── LISTING ──

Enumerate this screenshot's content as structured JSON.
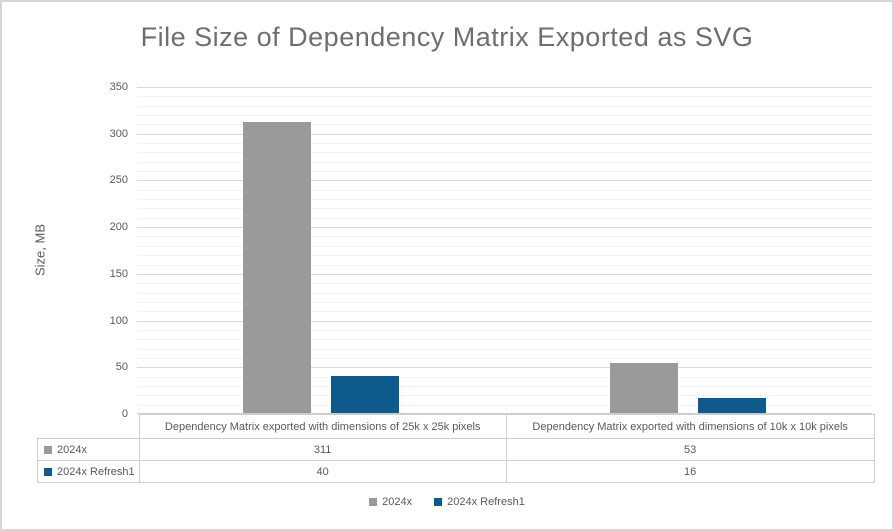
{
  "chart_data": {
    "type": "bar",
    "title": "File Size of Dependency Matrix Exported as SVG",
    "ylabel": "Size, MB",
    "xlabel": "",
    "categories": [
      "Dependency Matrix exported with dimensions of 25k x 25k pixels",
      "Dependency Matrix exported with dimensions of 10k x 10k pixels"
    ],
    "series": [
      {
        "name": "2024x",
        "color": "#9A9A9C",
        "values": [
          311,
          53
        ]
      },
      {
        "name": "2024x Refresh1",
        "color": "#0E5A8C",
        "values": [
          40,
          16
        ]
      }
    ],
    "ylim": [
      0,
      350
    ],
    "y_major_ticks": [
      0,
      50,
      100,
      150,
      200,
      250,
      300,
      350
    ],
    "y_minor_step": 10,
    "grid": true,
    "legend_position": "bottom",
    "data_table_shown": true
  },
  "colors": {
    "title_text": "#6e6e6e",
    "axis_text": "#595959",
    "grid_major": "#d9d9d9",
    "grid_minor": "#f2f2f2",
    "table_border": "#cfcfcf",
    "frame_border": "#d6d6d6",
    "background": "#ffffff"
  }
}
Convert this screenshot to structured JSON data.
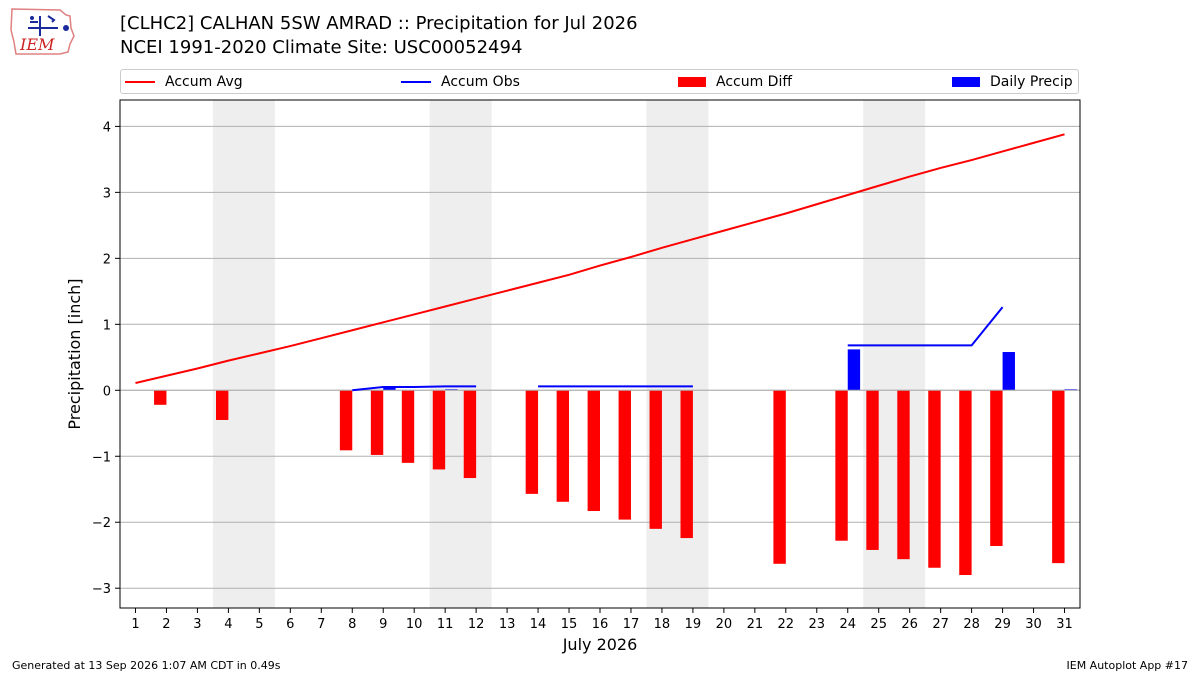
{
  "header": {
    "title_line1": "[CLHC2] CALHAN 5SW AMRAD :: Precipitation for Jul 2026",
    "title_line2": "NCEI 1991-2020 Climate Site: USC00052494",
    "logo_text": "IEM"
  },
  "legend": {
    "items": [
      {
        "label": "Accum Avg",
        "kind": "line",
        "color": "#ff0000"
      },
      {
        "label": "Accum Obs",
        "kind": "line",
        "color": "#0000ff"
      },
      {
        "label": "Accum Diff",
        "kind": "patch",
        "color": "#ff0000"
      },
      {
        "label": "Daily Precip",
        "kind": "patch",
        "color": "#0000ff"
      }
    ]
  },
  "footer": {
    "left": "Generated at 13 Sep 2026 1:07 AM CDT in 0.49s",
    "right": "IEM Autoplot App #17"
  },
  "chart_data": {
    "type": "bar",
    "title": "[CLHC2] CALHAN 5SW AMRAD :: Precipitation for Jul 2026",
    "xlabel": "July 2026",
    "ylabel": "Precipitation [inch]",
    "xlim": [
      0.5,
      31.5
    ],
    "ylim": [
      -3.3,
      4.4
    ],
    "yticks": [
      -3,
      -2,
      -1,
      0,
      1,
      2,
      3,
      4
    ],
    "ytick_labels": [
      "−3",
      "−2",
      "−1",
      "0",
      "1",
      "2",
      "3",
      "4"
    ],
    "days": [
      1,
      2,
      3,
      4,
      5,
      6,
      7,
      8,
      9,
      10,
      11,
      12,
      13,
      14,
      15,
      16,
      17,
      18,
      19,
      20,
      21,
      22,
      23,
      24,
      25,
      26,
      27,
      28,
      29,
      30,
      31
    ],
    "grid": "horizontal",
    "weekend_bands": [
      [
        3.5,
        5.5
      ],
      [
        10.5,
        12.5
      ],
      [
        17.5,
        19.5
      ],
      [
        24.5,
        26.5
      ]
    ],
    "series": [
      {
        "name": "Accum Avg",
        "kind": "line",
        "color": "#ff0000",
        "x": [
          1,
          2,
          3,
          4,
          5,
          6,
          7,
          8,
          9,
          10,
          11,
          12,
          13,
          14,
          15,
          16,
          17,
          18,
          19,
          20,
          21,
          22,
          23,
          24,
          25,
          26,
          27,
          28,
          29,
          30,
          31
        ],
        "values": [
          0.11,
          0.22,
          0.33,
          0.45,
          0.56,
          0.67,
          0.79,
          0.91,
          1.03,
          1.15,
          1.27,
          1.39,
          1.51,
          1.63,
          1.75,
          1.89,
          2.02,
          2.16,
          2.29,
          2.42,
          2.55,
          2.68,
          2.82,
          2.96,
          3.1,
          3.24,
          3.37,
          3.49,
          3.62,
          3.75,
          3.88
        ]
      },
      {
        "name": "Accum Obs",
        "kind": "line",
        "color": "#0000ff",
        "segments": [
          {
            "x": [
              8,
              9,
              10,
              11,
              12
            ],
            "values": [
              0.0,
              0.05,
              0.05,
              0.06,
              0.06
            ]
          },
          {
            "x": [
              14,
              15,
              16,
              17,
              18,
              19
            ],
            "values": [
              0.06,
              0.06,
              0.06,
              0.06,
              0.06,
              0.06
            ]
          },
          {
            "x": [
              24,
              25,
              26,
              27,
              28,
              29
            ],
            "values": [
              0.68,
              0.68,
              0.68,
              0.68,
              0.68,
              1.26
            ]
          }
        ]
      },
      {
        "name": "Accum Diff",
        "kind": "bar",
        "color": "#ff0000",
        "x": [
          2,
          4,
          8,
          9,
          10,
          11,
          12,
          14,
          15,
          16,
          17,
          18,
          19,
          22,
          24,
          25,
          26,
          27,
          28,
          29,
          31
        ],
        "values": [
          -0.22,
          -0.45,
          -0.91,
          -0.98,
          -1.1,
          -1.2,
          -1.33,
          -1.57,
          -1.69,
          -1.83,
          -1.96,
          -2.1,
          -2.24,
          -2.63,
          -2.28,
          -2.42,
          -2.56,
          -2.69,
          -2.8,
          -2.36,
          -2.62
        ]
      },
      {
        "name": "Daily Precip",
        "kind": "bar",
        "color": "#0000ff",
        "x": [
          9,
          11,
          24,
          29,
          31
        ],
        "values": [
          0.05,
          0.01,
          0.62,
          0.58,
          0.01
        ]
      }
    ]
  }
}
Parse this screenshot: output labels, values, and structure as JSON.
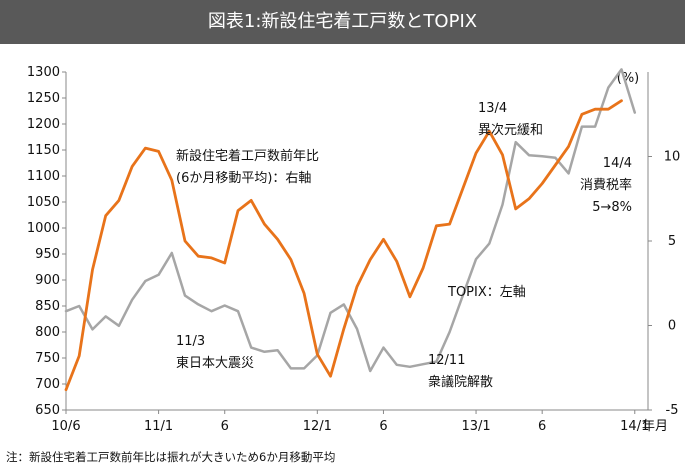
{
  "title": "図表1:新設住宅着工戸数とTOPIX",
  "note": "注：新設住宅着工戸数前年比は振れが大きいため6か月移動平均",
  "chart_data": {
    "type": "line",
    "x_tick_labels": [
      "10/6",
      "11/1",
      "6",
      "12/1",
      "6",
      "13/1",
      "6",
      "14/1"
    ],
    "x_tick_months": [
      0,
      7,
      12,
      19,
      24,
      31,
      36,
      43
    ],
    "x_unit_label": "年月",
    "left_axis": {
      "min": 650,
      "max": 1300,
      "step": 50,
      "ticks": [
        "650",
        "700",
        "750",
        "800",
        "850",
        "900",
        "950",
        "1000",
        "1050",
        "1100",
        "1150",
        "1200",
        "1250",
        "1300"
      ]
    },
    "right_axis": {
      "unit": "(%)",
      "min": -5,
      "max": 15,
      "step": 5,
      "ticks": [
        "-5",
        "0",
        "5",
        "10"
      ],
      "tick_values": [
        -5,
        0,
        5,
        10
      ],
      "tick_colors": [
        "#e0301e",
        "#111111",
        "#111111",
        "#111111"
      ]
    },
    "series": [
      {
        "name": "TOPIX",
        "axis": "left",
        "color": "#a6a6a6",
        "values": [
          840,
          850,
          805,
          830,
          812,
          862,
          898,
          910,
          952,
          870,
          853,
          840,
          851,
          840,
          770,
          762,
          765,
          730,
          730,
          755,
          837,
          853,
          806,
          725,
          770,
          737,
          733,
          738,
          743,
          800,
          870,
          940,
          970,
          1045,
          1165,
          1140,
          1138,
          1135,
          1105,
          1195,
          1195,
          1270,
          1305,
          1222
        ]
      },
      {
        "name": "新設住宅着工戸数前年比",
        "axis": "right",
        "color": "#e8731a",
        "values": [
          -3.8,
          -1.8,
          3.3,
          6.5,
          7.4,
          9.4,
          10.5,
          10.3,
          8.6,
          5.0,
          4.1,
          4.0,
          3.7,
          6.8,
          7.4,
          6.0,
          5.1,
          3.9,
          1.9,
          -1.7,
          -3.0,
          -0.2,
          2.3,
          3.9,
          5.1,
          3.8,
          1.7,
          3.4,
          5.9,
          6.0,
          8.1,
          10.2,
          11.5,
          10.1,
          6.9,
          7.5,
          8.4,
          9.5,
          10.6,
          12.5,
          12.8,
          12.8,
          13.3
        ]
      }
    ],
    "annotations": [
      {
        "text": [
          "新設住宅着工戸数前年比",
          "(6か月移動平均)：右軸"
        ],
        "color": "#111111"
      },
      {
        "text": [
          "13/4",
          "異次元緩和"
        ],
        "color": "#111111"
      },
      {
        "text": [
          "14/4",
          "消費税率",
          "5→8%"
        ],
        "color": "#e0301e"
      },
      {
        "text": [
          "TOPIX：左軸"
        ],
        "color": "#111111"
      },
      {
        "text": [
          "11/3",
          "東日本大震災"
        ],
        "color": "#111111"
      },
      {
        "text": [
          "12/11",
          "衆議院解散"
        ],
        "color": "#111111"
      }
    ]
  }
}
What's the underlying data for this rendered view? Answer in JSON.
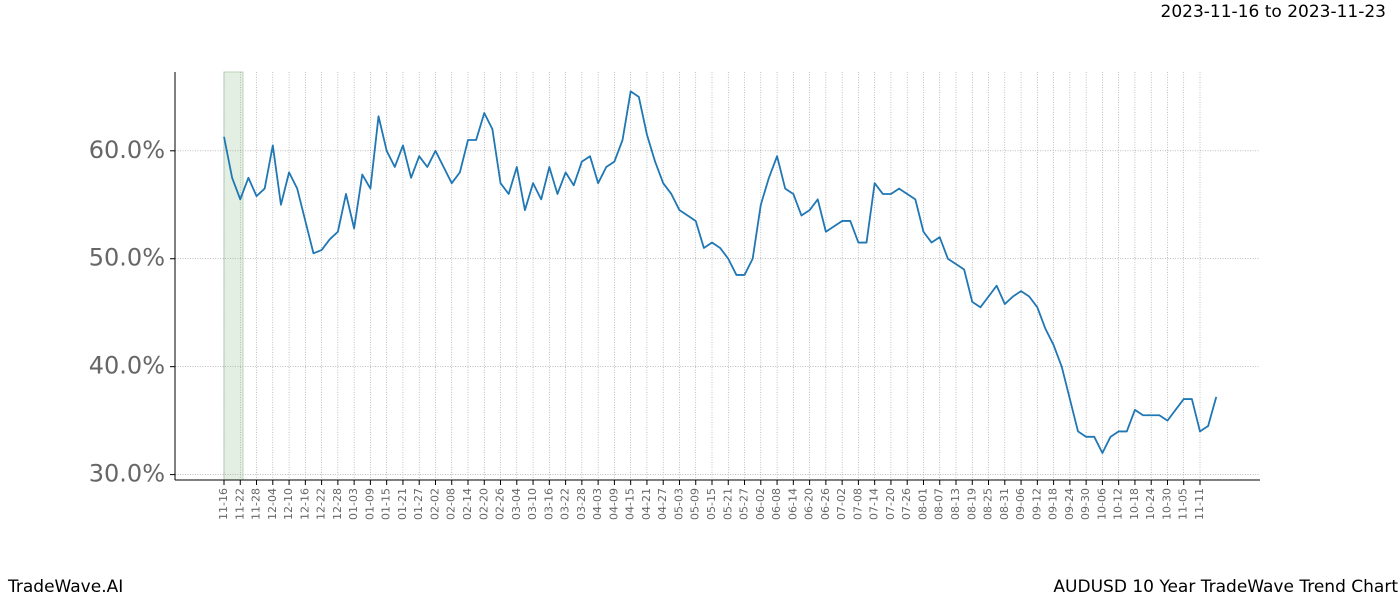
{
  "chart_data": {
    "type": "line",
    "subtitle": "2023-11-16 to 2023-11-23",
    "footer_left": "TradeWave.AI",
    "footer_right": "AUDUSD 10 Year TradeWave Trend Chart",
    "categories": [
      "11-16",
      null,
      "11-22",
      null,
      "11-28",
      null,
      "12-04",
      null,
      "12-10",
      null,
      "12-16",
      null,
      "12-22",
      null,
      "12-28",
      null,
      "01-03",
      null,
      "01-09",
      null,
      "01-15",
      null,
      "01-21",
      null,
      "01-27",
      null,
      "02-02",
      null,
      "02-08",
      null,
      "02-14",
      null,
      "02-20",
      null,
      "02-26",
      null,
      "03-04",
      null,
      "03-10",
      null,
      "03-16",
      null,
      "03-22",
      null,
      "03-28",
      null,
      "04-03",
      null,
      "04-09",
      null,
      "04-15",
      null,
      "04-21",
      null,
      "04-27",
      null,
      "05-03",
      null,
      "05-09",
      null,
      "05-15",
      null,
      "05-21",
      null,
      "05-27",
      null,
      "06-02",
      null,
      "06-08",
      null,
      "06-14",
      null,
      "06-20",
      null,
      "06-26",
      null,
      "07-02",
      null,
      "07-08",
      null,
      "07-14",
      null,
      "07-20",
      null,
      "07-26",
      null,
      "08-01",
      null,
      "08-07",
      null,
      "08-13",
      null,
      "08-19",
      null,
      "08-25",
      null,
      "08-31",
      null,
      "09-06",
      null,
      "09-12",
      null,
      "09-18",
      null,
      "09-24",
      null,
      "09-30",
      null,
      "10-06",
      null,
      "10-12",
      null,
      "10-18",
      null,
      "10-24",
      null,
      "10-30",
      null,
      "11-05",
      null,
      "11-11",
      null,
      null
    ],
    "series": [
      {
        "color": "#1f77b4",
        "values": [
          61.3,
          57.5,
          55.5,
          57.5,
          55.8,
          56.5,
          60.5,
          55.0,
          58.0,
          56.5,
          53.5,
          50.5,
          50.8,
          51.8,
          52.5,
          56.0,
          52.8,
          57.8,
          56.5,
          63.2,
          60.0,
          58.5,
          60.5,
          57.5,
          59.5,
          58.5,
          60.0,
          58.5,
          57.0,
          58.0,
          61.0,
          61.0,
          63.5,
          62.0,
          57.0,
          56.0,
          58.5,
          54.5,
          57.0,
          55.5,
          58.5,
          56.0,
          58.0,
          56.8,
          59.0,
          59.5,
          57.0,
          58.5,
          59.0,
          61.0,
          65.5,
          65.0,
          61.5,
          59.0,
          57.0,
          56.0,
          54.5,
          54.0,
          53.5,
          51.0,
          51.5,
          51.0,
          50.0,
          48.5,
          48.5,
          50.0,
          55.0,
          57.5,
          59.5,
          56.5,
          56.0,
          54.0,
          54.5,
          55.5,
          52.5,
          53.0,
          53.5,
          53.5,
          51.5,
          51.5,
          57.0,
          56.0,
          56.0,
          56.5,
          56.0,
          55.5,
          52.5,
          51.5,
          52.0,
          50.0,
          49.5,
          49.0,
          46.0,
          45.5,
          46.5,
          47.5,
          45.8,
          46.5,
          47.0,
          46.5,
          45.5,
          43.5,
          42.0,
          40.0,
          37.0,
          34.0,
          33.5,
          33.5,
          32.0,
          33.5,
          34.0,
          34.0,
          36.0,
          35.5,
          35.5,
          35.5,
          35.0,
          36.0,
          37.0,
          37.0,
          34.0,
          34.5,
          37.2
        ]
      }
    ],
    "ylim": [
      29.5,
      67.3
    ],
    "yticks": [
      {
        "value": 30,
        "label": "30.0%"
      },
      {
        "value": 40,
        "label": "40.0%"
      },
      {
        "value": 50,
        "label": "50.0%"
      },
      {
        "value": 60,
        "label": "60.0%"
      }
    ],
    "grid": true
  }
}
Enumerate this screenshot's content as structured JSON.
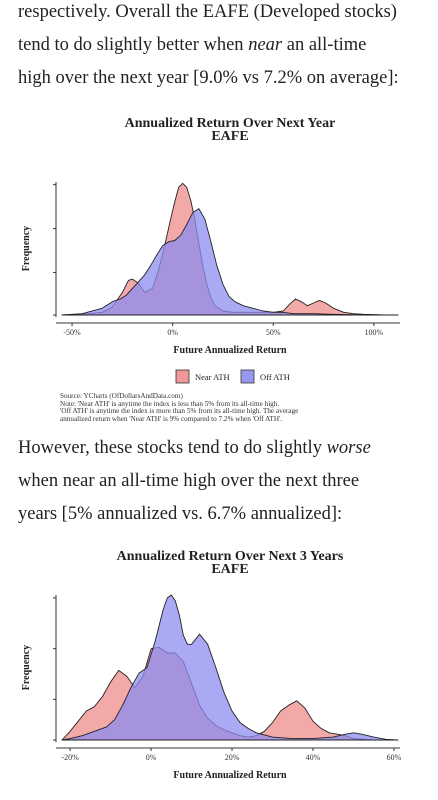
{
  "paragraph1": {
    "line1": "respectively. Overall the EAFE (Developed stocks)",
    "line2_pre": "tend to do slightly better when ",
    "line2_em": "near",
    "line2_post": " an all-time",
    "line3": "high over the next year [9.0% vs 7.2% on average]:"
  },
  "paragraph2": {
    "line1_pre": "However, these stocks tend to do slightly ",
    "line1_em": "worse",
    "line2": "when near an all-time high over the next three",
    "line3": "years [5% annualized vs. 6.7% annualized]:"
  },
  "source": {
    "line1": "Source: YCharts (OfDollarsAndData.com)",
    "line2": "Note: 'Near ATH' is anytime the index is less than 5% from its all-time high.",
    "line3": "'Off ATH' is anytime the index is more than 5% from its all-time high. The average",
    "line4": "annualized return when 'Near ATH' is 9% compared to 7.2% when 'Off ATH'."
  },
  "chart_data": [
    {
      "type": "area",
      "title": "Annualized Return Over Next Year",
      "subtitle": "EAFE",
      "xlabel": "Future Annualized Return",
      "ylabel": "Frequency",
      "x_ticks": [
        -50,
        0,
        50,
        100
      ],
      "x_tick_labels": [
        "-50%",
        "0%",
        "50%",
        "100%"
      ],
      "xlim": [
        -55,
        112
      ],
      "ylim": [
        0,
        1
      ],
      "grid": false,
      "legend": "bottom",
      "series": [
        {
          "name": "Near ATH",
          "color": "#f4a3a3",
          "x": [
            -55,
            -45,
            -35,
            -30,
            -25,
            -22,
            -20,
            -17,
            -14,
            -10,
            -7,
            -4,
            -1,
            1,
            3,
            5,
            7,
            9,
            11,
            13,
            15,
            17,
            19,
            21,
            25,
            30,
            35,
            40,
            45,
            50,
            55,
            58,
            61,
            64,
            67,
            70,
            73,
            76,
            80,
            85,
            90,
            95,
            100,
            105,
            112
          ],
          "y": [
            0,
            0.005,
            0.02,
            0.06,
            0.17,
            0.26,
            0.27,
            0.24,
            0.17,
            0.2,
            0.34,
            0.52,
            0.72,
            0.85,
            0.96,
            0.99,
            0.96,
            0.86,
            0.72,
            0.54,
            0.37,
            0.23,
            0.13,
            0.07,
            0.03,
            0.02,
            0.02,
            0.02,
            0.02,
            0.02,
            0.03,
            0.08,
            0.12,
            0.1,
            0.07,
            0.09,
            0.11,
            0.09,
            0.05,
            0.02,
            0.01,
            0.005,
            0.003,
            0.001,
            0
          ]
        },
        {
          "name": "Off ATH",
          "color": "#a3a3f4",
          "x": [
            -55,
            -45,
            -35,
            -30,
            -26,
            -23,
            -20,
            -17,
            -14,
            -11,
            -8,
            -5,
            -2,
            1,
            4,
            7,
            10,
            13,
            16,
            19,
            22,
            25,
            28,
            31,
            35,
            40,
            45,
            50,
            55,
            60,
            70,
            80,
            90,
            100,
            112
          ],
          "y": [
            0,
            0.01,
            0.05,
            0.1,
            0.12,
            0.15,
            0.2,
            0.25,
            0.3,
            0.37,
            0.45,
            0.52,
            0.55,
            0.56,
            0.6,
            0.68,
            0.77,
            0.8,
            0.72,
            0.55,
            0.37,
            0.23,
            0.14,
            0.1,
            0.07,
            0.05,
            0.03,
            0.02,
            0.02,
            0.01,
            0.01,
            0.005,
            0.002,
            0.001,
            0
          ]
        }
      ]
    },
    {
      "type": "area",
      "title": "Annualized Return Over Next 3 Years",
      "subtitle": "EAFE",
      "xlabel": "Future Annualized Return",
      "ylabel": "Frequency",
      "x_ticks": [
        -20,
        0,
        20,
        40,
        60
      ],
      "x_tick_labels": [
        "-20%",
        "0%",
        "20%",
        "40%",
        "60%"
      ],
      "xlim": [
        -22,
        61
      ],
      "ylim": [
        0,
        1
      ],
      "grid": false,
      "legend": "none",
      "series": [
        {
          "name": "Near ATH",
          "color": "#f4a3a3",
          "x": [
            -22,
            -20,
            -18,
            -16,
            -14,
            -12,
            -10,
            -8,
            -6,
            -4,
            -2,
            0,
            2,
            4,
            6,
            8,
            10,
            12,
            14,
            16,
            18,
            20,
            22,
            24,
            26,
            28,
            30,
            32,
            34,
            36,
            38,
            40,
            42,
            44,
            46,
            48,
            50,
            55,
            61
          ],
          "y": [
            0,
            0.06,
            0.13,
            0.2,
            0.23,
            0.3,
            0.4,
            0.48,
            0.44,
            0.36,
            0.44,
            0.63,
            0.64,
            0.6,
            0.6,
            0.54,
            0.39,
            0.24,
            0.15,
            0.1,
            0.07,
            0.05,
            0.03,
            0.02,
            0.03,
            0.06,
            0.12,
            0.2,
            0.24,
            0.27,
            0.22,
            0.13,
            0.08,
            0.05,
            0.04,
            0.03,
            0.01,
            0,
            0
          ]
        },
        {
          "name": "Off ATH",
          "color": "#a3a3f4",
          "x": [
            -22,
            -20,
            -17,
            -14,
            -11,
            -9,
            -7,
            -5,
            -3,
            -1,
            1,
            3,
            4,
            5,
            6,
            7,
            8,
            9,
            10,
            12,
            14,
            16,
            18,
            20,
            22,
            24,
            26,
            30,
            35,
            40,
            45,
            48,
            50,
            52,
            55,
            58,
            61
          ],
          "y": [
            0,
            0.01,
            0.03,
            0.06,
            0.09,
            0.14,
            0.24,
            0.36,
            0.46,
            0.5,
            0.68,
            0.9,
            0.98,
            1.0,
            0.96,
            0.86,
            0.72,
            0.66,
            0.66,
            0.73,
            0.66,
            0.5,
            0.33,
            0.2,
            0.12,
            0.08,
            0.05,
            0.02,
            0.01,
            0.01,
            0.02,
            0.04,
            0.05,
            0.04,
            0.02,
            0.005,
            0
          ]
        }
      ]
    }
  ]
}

───

Search the entries for the word "from" and pick out every line that holds it.

SOLUTION:
    "line2": "Note: 'Near ATH' is anytime the index is less than 5% from its all-time high.",
    "line3": "'Off ATH' is anytime the index is more than 5% from its all-time high. The average",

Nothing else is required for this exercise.